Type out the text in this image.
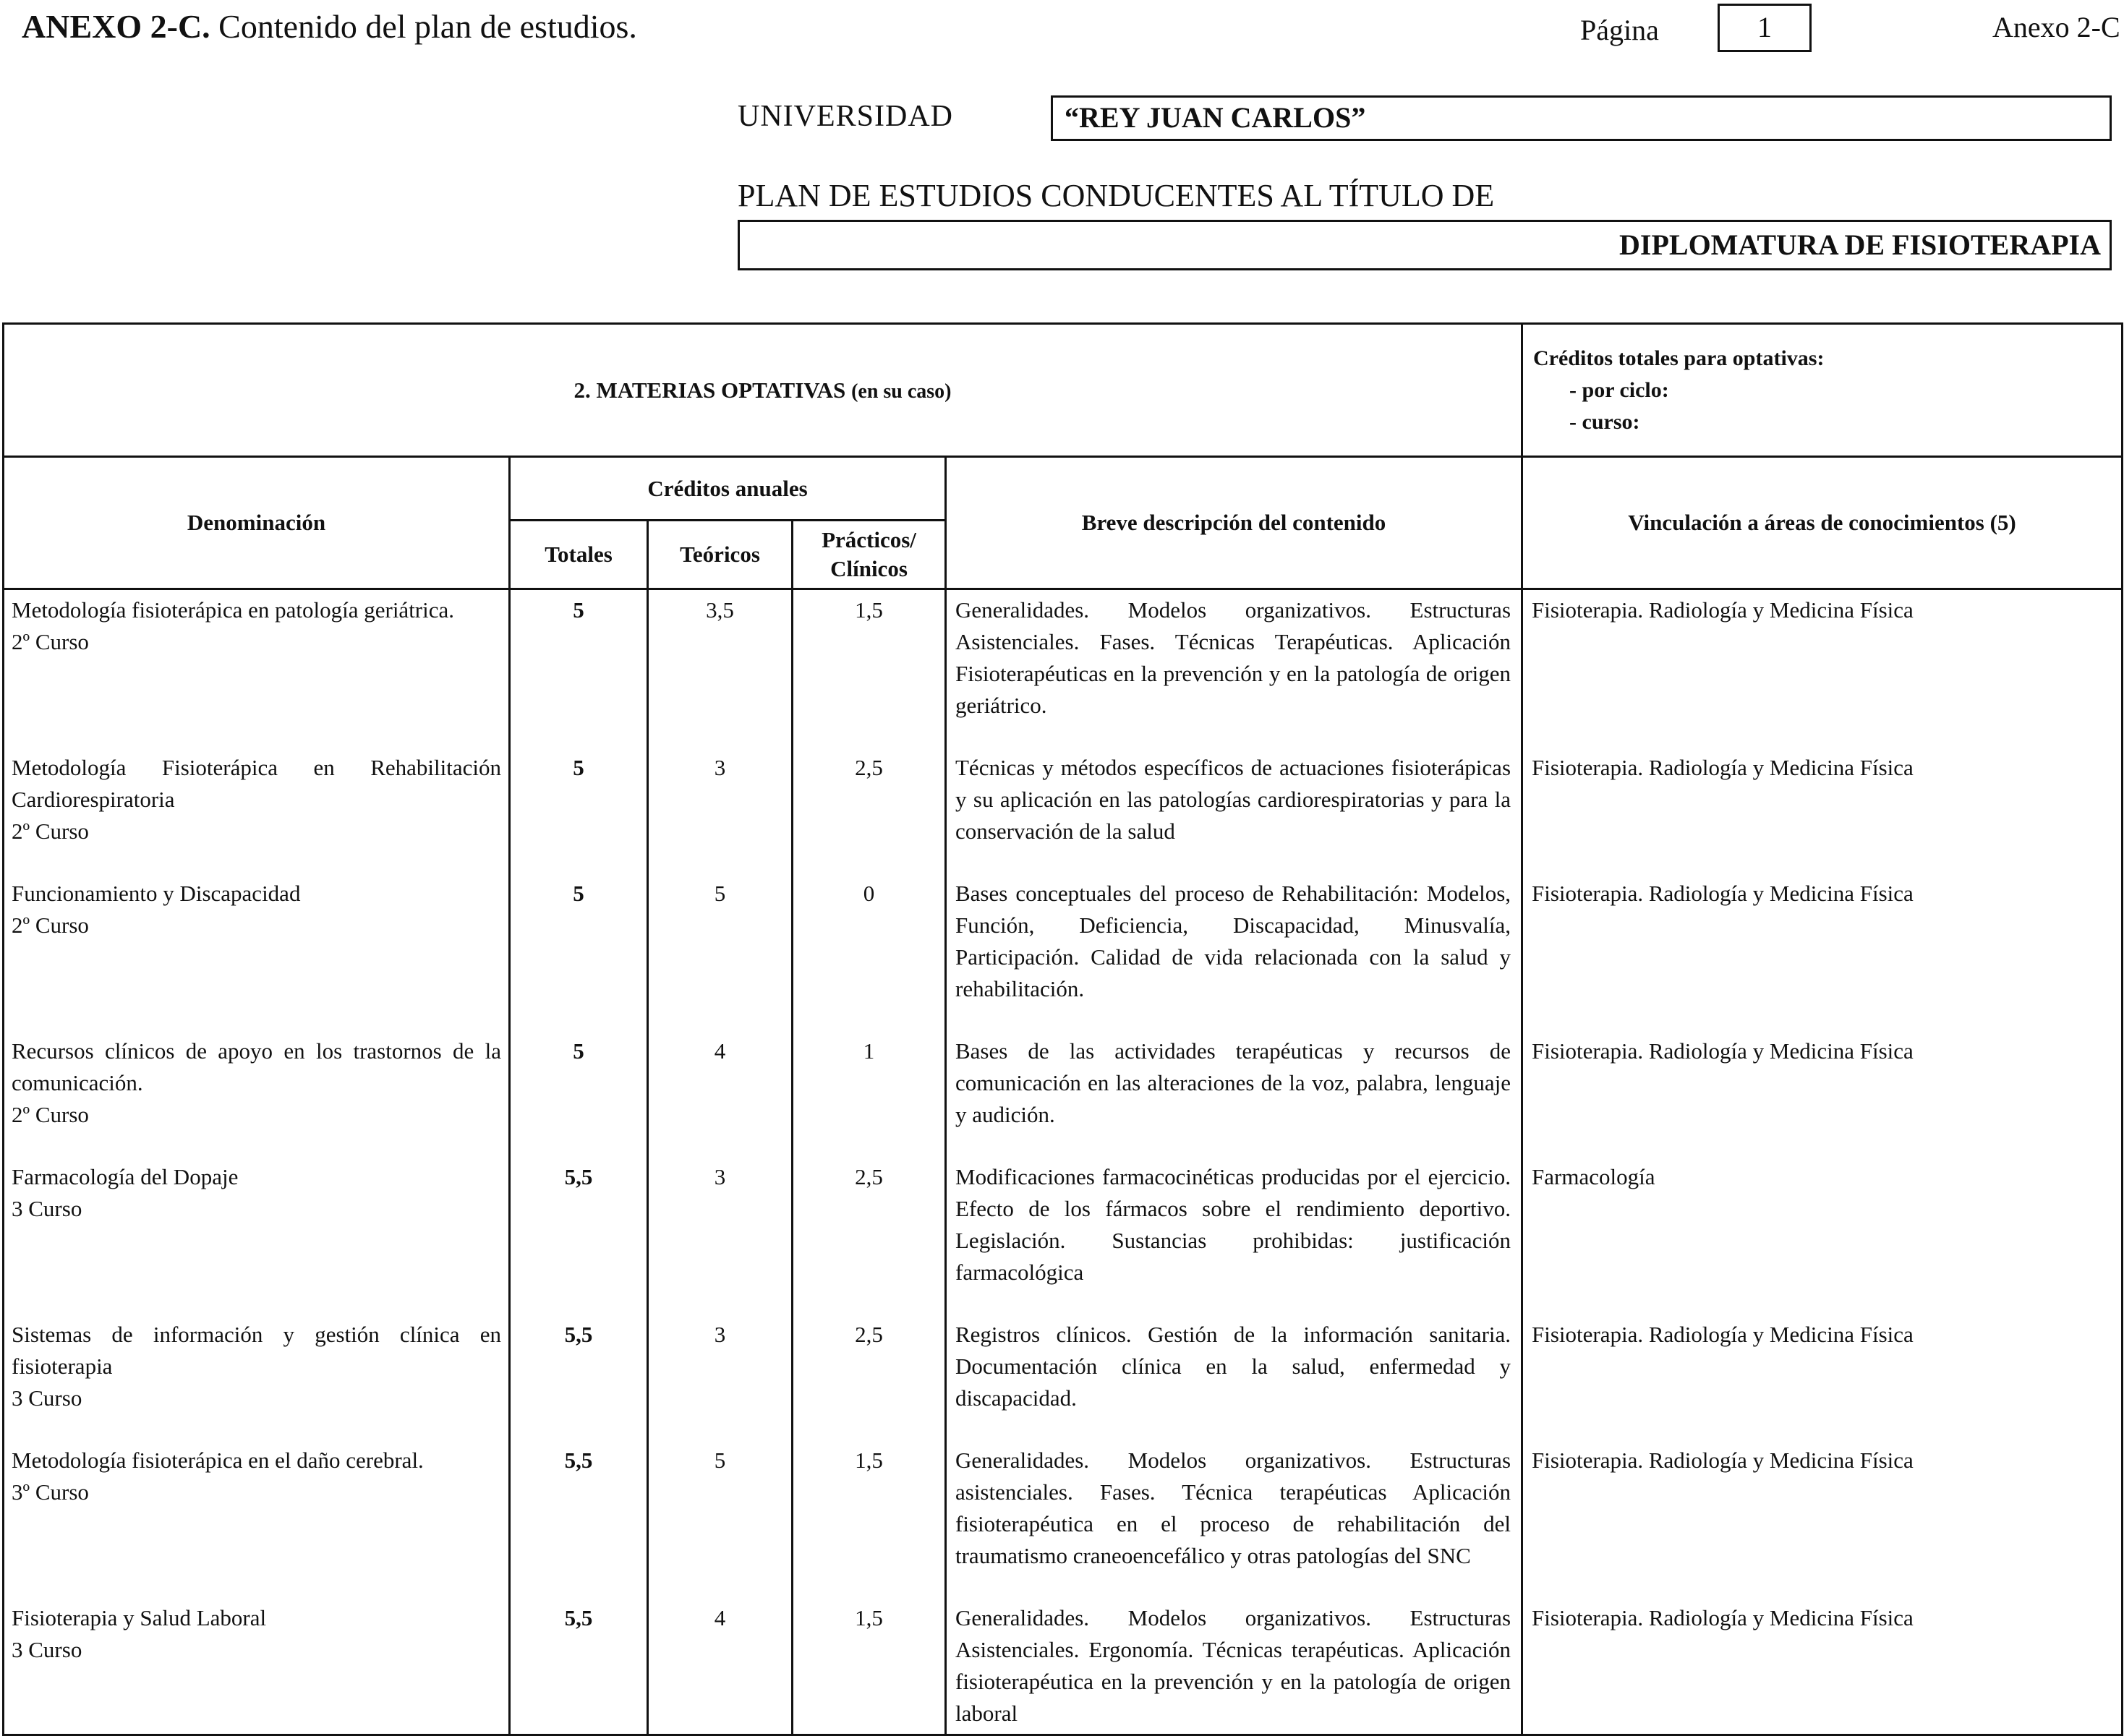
ANEXO 2-C. Contenido del plan de estudios.	Página	1	Anexo 2-C
UNIVERSIDAD	“REY JUAN CARLOS”
PLAN DE ESTUDIOS CONDUCENTES AL TÍTULO DE
DIPLOMATURA DE FISIOTERAPIA
2. MATERIAS OPTATIVAS (en su caso)					Créditos totales para optativas:
- por ciclo:
- curso:

Denominación	Créditos anuales			Breve descripción del contenido	Vinculación a áreas de conocimientos (5)
	Totales	Teóricos	Prácticos/
Clínicos		

Metodología fisioterápica en patología geriátrica.
2º Curso	5	3,5	1,5	Generalidades. Modelos organizativos. Estructuras Asistenciales. Fases. Técnicas Terapéuticas. Aplicación Fisioterapéuticas en la prevención y en la patología de origen geriátrico.	Fisioterapia. Radiología y Medicina Física

Metodología Fisioterápica en Rehabilitación Cardiorespiratoria
2º Curso	5	3	2,5	Técnicas y métodos específicos de actuaciones fisioterápicas y su aplicación en las patologías cardiorespiratorias y para la conservación de la salud	Fisioterapia. Radiología y Medicina Física

Funcionamiento y Discapacidad
2º Curso	5	5	0	Bases conceptuales del proceso de Rehabilitación: Modelos, Función, Deficiencia, Discapacidad, Minusvalía, Participación. Calidad de vida relacionada con la salud y rehabilitación.	Fisioterapia. Radiología y Medicina Física

Recursos clínicos de apoyo en los trastornos de la comunicación.
2º Curso	5	4	1	Bases de las actividades terapéuticas y recursos de comunicación en las alteraciones de la voz, palabra, lenguaje y audición.	Fisioterapia. Radiología y Medicina Física

Farmacología del Dopaje
3 Curso	5,5	3	2,5	Modificaciones farmacocinéticas producidas por el ejercicio. Efecto de los fármacos sobre el rendimiento deportivo. Legislación. Sustancias prohibidas: justificación farmacológica	Farmacología

Sistemas de información y gestión clínica en fisioterapia
3 Curso	5,5	3	2,5	Registros clínicos. Gestión de la información sanitaria. Documentación clínica en la salud, enfermedad y discapacidad.	Fisioterapia. Radiología y Medicina Física

Metodología fisioterápica en el daño cerebral.
3º Curso	5,5	5	1,5	Generalidades. Modelos organizativos. Estructuras asistenciales. Fases. Técnica terapéuticas Aplicación fisioterapéutica en el proceso de rehabilitación del traumatismo craneoencefálico y otras patologías del SNC	Fisioterapia. Radiología y Medicina Física

Fisioterapia y Salud Laboral
3 Curso	5,5	4	1,5	Generalidades. Modelos organizativos. Estructuras Asistenciales. Ergonomía. Técnicas terapéuticas. Aplicación fisioterapéutica en la prevención y en la patología de origen laboral	Fisioterapia. Radiología y Medicina Física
========
__GIVEN TASK__. Within the records above, how many lines include the word "clínica"? State the number by itself.

__THE COMPLETED TASK__. 2